**TO DO**
Look through the material and tally each line bearing the word "ylabel". Give only the total.

[Dataset entries on figures]
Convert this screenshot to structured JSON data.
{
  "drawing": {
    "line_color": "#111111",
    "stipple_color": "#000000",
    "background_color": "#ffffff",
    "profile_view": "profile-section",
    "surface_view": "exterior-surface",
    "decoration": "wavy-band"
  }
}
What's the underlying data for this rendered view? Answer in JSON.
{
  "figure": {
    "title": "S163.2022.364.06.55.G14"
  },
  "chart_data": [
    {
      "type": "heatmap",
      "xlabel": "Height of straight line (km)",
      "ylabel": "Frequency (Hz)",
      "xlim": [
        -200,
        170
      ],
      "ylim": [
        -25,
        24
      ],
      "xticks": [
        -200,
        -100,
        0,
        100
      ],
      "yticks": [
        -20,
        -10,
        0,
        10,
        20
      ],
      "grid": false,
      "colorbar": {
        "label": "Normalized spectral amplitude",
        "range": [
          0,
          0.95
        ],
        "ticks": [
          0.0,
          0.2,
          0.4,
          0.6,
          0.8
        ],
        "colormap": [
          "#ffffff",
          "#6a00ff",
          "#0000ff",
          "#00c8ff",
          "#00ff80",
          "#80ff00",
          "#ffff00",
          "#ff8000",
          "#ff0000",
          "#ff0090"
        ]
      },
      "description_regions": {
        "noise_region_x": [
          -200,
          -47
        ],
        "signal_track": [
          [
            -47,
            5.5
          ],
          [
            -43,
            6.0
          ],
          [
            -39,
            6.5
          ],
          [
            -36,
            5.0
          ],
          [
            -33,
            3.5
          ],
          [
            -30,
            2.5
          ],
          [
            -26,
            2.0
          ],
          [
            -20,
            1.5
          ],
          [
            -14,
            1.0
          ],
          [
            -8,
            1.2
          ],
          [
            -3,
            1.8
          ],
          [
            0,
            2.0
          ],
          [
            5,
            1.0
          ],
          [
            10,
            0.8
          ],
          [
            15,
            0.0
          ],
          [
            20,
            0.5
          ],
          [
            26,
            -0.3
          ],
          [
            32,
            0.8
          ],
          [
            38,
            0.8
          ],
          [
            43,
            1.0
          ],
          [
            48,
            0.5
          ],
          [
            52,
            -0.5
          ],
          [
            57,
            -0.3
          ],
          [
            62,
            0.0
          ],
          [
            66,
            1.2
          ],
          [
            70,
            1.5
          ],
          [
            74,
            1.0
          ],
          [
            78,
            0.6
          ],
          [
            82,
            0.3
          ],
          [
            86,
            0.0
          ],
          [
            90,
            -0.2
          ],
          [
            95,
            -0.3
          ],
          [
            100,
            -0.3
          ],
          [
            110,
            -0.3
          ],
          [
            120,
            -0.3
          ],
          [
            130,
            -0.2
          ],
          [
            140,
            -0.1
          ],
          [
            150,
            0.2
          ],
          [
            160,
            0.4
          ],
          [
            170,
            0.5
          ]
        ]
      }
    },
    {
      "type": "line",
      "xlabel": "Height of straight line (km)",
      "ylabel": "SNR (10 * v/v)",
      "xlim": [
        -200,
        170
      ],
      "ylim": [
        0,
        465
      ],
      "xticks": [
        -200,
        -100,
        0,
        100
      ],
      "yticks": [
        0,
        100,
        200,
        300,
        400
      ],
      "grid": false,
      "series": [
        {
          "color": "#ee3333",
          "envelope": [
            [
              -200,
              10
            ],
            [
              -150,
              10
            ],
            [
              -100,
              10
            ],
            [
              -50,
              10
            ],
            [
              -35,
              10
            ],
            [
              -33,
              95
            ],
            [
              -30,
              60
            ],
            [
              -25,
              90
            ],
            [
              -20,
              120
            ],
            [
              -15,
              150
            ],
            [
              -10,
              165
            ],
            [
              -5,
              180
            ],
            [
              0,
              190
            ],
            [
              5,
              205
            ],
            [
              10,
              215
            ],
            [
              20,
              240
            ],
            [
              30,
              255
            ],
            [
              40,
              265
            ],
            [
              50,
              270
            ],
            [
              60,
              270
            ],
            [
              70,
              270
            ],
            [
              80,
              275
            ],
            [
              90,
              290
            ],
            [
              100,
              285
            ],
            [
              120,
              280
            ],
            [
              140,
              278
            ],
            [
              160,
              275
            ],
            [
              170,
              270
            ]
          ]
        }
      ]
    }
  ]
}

**ANSWER BELOW**
2